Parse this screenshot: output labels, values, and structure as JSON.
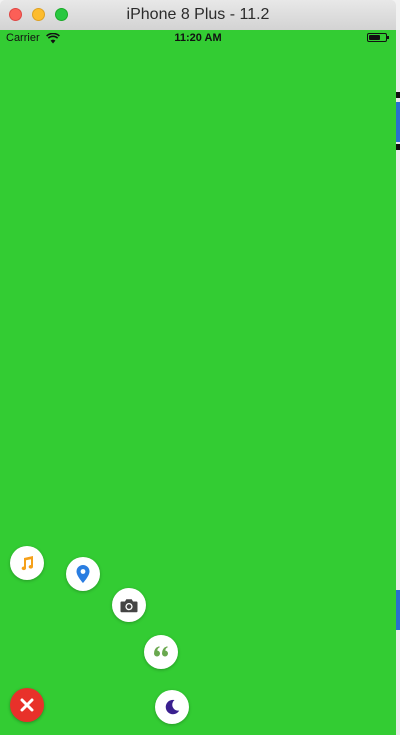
{
  "window": {
    "title": "iPhone 8 Plus - 11.2"
  },
  "status_bar": {
    "carrier": "Carrier",
    "time": "11:20 AM",
    "icons": [
      "wifi-icon",
      "battery-icon"
    ]
  },
  "screen": {
    "background_color": "#33cc33"
  },
  "floating_menu": {
    "close_button": {
      "icon": "close-icon",
      "color": "#e8312a"
    },
    "items": [
      {
        "icon": "music-note-icon",
        "color": "#f5a01a"
      },
      {
        "icon": "location-pin-icon",
        "color": "#2a7de1"
      },
      {
        "icon": "camera-icon",
        "color": "#444444"
      },
      {
        "icon": "quote-icon",
        "color": "#6aa84f"
      },
      {
        "icon": "moon-icon",
        "color": "#3a1f8f"
      }
    ]
  }
}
* * * *
● Required task
Print each line of the material above exactly, with the pictures removed from your copy.

● Output for this exercise
Parse this screenshot: output labels, values, and structure as JSON.
{
  "window": {
    "title": "iPhone 8 Plus - 11.2"
  },
  "status_bar": {
    "carrier": "Carrier",
    "time": "11:20 AM",
    "icons": [
      "wifi-icon",
      "battery-icon"
    ]
  },
  "screen": {
    "background_color": "#33cc33"
  },
  "floating_menu": {
    "close_button": {
      "icon": "close-icon",
      "color": "#e8312a"
    },
    "items": [
      {
        "icon": "music-note-icon",
        "color": "#f5a01a"
      },
      {
        "icon": "location-pin-icon",
        "color": "#2a7de1"
      },
      {
        "icon": "camera-icon",
        "color": "#444444"
      },
      {
        "icon": "quote-icon",
        "color": "#6aa84f"
      },
      {
        "icon": "moon-icon",
        "color": "#3a1f8f"
      }
    ]
  }
}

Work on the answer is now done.